§ **SET TASK**
Using the material below, work out how many lines contain the word "data". Reply with the number and nothing more.

§ **TASK MATERIAL**
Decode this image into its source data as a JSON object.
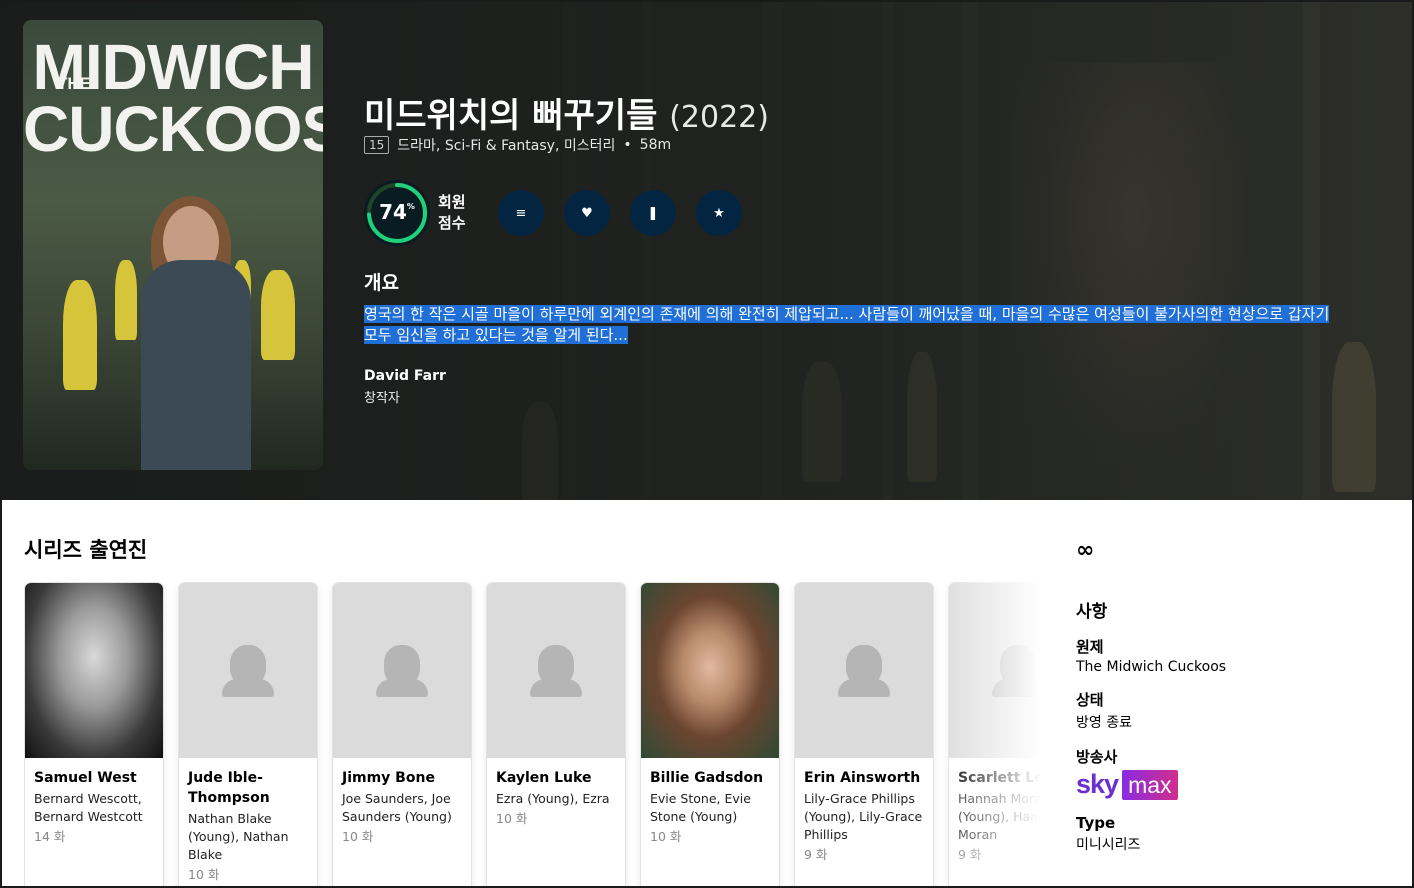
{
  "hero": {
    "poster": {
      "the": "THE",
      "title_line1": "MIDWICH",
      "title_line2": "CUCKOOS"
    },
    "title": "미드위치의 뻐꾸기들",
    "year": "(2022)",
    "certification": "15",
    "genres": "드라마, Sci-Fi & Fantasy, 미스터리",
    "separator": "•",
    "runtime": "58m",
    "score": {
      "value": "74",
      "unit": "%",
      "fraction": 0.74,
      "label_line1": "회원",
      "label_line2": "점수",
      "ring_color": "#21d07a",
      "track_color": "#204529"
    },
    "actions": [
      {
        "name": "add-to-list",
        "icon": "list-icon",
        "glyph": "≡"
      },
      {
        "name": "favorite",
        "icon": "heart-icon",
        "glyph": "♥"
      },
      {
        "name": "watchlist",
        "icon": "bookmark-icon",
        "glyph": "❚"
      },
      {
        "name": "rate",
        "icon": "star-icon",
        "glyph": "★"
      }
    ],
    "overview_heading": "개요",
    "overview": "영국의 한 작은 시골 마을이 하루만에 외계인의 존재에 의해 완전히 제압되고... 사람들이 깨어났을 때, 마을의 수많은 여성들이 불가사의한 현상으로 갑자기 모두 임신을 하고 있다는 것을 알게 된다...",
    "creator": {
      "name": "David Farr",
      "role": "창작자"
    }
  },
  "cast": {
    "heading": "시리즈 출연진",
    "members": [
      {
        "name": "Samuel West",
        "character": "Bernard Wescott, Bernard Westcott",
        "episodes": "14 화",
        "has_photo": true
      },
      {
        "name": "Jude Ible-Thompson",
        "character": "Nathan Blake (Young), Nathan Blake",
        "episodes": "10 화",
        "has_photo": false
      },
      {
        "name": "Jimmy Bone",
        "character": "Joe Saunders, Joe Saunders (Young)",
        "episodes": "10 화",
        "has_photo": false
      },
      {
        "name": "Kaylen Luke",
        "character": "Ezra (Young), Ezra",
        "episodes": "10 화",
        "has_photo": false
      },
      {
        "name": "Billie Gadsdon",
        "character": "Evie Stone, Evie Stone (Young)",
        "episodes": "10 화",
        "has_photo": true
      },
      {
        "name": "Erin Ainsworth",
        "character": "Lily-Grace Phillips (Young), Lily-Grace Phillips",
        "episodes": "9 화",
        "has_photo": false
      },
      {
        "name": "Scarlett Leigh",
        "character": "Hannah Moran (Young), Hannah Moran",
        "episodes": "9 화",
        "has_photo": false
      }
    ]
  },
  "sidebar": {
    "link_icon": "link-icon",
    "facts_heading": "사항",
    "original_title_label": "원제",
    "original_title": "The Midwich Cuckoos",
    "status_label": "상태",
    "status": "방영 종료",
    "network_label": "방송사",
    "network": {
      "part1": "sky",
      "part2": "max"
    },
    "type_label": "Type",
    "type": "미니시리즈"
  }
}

==

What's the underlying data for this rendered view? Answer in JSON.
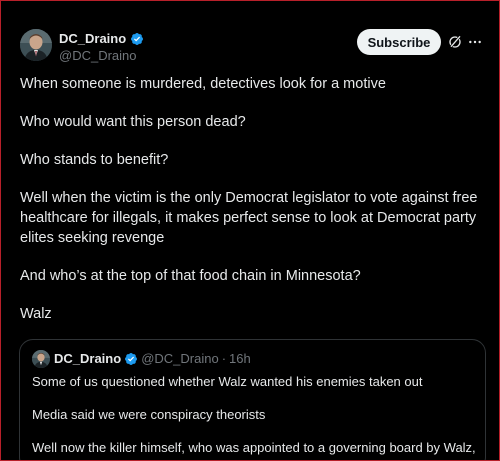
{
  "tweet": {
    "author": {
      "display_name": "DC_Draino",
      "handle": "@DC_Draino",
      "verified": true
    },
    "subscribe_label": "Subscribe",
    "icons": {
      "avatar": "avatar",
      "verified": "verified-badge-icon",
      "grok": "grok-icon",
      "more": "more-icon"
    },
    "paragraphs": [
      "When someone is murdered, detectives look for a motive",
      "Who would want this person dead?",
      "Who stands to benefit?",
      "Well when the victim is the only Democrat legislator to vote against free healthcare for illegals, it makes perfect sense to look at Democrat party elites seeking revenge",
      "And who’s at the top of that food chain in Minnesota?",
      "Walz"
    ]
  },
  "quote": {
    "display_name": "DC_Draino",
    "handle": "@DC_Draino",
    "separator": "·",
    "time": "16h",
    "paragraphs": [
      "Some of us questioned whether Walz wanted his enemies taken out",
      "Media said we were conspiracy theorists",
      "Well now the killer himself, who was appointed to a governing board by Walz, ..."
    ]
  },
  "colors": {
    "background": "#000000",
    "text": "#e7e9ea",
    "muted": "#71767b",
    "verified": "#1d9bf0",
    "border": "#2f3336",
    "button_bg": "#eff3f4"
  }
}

§ **WRITTEN RESPONSE**
2